## Given instruction
Copy the items from the first line through the line with "heatmap-cell <box>62 228 89 242</box>", replacing "colorbar-segment" with "colorbar-band" and keeping everything else the same.

## The data
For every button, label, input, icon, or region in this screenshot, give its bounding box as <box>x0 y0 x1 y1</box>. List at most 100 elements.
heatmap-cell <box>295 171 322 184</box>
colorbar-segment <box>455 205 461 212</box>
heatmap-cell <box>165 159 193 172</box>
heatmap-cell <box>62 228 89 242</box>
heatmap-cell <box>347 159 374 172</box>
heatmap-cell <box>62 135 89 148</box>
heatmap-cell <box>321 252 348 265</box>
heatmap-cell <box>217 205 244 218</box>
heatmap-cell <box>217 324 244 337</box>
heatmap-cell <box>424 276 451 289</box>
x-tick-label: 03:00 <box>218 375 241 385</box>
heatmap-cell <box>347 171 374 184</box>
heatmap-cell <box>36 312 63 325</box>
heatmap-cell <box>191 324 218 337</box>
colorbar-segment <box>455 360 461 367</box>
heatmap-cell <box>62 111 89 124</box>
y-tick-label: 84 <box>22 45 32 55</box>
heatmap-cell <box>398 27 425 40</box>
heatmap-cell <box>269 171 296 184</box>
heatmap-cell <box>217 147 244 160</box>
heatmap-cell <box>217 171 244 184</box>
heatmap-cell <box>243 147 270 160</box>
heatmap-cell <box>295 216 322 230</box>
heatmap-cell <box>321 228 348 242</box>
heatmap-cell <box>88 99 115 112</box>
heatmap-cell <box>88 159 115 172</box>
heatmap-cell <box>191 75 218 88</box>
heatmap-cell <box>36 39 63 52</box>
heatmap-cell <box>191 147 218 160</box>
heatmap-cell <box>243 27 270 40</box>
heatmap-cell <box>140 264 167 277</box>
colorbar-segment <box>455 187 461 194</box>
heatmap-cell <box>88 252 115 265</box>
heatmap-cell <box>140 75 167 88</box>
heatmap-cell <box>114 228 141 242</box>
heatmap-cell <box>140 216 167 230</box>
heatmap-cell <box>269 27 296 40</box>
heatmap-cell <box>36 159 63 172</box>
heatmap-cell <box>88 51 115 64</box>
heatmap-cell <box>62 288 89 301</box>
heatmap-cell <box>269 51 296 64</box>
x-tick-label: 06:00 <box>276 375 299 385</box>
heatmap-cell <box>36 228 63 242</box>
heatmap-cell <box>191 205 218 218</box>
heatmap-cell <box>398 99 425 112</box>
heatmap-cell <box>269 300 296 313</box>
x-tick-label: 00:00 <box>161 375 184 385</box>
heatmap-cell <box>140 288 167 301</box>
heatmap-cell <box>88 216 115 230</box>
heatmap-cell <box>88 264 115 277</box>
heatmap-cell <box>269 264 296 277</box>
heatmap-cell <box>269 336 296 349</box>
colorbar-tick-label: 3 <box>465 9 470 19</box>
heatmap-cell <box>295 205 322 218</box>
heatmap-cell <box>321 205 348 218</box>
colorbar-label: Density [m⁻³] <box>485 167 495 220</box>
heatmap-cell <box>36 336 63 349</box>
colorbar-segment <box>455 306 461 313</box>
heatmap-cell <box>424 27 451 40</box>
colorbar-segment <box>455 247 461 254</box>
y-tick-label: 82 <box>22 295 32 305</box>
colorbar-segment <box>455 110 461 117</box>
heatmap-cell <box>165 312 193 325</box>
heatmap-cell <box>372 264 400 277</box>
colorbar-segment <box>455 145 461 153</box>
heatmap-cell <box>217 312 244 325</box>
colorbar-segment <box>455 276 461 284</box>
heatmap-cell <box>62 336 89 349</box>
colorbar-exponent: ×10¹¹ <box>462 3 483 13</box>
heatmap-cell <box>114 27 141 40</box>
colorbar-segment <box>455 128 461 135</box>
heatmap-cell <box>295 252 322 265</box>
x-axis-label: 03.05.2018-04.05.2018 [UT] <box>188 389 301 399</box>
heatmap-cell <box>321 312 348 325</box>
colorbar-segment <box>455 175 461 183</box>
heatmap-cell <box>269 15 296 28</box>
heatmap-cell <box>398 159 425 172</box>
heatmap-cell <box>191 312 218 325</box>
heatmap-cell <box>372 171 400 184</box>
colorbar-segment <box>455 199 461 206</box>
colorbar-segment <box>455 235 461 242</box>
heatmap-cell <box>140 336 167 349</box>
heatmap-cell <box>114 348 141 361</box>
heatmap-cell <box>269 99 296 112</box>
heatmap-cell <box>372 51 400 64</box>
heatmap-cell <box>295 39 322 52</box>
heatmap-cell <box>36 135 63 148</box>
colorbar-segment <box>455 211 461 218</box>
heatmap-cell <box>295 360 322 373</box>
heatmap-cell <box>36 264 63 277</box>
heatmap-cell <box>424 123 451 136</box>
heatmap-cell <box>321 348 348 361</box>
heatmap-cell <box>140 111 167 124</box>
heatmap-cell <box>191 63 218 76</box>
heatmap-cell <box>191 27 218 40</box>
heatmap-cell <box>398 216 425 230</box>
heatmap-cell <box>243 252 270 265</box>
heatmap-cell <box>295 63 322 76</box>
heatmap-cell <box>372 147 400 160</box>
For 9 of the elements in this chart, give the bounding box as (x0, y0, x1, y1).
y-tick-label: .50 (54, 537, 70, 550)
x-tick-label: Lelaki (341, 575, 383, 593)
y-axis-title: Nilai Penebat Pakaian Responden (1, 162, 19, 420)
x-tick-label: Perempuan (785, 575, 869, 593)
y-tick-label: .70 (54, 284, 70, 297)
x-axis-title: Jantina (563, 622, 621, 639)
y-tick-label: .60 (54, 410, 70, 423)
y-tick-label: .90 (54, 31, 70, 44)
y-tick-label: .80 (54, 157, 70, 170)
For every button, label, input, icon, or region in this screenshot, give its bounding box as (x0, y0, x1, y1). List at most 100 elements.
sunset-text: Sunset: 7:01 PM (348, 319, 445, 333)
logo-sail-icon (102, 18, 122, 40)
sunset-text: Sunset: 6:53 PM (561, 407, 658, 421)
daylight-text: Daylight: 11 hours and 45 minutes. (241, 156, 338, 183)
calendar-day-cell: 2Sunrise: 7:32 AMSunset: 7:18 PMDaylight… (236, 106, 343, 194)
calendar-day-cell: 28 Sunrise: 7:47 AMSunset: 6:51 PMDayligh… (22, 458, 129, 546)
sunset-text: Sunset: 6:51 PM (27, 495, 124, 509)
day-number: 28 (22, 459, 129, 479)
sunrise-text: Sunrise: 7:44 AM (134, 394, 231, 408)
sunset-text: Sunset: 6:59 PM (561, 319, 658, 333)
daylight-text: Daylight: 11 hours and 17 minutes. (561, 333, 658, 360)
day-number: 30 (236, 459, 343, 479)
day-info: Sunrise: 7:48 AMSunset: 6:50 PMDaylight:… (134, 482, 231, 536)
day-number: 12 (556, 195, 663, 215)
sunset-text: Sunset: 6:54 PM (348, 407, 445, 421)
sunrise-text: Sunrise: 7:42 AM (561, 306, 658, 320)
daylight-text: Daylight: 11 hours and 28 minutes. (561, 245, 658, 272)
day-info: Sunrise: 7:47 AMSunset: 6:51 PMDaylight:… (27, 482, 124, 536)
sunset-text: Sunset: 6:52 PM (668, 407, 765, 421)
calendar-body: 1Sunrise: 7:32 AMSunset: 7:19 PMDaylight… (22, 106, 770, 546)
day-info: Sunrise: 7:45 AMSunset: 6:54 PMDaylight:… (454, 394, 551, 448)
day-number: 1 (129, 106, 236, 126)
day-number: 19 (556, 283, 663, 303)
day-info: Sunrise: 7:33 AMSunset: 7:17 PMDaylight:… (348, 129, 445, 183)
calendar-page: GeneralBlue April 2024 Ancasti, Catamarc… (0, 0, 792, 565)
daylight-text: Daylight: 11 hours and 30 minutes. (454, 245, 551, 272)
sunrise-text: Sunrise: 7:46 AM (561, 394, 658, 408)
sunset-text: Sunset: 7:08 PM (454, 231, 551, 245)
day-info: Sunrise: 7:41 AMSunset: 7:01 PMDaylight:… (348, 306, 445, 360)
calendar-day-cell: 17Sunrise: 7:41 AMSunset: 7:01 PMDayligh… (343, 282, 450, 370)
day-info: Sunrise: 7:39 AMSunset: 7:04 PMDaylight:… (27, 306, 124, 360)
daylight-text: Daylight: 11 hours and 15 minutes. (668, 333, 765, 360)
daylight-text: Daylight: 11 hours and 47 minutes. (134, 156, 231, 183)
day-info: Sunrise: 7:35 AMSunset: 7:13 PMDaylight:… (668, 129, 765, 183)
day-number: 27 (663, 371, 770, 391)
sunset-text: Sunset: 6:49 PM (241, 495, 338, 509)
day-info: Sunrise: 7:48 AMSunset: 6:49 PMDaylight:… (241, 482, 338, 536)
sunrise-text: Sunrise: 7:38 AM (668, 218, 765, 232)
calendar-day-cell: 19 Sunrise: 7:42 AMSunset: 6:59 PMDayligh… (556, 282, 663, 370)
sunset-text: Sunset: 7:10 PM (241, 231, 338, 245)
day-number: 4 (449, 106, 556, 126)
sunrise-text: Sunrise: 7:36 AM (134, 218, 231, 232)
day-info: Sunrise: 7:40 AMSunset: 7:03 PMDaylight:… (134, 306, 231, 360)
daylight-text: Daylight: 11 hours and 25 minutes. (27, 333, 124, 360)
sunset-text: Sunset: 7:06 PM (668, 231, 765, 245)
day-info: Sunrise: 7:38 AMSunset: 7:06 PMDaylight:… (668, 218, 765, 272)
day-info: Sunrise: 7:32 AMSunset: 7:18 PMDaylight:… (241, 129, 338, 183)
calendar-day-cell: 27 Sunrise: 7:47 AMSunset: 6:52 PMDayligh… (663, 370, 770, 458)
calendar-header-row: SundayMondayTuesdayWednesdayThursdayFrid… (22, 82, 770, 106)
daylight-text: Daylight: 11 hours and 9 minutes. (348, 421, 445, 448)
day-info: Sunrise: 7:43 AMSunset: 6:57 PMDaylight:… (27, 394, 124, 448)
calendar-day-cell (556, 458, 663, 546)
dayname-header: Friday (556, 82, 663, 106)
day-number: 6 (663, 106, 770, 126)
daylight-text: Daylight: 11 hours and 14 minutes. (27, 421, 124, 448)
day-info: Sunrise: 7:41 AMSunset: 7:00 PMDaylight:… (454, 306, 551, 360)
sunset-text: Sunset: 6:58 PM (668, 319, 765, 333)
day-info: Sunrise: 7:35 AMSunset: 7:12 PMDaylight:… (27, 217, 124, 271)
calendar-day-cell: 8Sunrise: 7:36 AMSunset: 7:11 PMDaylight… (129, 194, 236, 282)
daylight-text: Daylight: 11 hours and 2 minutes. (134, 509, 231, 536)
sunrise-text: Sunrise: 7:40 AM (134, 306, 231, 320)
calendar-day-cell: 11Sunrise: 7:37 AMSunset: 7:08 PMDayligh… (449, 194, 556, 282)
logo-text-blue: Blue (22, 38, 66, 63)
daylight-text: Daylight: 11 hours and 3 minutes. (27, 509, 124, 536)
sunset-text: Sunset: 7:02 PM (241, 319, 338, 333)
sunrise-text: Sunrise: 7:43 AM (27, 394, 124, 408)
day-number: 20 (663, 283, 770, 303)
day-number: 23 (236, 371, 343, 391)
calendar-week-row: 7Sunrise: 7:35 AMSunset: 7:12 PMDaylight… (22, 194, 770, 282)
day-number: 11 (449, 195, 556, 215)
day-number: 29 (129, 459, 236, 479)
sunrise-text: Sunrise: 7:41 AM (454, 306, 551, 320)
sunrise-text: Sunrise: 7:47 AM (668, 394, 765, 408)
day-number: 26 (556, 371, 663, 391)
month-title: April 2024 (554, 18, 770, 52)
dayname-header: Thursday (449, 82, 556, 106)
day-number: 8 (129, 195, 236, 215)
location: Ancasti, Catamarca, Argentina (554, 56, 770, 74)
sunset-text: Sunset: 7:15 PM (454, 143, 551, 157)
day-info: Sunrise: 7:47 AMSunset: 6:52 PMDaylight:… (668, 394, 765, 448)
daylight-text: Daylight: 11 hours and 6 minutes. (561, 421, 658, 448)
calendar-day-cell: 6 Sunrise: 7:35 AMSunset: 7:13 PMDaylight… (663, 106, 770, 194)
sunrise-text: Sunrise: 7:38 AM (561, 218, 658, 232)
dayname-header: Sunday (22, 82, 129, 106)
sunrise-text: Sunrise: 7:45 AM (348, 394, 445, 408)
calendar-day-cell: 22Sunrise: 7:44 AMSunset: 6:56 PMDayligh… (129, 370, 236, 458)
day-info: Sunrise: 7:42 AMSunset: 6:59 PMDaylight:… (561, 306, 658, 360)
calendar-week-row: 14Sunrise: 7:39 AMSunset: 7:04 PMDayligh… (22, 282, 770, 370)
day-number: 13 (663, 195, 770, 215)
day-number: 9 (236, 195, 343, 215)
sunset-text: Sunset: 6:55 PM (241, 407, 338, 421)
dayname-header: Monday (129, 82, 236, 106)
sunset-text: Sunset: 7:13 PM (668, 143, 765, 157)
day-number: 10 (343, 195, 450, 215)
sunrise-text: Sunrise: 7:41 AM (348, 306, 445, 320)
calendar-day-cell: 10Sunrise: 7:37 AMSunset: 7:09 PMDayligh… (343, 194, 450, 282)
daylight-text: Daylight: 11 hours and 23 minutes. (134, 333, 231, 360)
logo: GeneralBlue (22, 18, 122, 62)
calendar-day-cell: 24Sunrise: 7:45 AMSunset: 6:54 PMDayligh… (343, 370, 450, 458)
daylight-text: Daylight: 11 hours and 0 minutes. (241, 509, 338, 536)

## Task solution
For every button, label, input, icon, or region in this screenshot, give its bounding box as <box>x0 y0 x1 y1</box>. List at most 100 elements.
heatmap-cell <box>295 171 322 184</box>
colorbar-band <box>455 205 461 212</box>
heatmap-cell <box>165 159 193 172</box>
heatmap-cell <box>62 228 89 242</box>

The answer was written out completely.